Task details - Check every line of the entries below for "kolitida", and copy the lines that have it.

○ ○ ○ ○

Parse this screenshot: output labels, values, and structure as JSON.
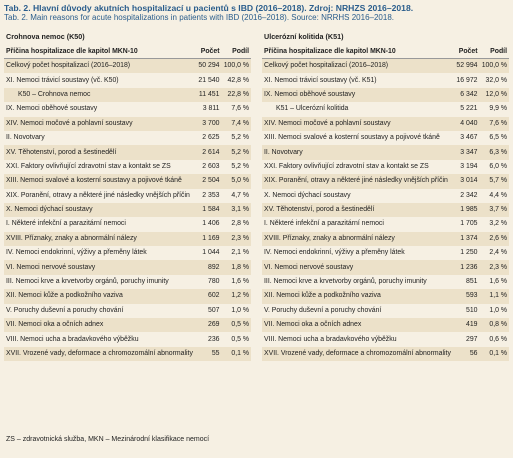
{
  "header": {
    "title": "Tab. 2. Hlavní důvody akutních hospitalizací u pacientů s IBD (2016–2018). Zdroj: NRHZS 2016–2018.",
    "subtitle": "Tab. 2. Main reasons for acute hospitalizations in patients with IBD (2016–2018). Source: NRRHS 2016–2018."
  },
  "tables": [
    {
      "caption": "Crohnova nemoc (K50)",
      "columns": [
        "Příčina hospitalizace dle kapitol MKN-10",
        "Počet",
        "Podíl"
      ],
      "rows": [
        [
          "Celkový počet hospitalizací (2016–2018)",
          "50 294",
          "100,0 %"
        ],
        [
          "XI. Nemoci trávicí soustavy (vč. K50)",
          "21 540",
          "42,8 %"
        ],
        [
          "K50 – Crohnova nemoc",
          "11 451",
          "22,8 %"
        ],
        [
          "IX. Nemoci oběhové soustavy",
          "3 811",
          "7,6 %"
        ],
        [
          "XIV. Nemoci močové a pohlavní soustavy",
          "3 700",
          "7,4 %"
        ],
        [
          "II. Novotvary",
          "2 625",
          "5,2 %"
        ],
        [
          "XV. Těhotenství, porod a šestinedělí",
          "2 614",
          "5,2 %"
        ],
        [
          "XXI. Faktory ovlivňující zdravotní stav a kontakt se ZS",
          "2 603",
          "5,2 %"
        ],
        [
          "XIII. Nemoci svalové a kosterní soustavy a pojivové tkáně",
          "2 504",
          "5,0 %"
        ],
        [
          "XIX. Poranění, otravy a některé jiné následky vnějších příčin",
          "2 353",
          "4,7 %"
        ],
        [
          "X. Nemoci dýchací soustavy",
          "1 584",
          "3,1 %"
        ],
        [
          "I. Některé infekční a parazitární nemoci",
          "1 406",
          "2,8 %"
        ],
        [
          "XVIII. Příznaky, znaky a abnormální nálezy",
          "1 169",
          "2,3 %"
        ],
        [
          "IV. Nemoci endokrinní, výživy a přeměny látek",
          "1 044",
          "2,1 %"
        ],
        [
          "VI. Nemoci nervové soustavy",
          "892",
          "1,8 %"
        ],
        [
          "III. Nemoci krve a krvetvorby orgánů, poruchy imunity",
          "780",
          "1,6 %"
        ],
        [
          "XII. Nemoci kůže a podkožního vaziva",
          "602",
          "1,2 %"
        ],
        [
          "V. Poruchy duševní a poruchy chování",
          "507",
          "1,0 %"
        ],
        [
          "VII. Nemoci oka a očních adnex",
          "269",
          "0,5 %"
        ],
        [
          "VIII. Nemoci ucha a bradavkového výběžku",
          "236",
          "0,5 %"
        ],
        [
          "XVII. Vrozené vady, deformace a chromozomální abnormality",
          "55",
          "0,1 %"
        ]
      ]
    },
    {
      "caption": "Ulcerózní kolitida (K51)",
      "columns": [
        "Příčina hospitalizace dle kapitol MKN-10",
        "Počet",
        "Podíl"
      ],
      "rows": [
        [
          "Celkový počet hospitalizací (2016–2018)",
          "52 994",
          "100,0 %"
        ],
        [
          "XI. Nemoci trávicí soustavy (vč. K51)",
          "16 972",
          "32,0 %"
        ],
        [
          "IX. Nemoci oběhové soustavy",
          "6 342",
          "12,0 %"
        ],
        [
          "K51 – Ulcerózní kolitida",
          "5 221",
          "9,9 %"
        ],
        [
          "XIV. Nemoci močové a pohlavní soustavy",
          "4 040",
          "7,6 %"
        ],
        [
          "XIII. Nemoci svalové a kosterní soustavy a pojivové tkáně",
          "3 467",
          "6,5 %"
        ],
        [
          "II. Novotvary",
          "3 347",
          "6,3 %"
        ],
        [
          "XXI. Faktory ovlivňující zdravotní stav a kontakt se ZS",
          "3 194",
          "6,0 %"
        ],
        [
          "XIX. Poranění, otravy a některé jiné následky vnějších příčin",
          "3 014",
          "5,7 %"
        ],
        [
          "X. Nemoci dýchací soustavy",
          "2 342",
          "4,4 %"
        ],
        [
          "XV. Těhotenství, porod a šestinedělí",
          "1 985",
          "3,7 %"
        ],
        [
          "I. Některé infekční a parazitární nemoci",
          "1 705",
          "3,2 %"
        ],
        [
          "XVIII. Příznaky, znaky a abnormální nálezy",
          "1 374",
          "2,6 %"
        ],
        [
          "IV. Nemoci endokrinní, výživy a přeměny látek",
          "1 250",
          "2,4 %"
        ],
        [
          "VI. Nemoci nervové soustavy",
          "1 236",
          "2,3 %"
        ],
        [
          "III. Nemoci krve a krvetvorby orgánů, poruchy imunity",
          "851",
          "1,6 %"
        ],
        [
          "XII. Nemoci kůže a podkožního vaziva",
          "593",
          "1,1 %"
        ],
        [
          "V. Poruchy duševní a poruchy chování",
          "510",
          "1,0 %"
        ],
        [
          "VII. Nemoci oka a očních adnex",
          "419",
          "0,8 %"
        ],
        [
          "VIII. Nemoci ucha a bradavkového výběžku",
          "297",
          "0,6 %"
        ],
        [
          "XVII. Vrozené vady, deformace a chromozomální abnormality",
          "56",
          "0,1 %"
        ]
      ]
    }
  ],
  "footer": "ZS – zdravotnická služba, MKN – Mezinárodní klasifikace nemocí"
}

○ ○ ○ ○

Your response -
      "caption": "Ulcerózní kolitida (K51)",
          "K51 – Ulcerózní kolitida",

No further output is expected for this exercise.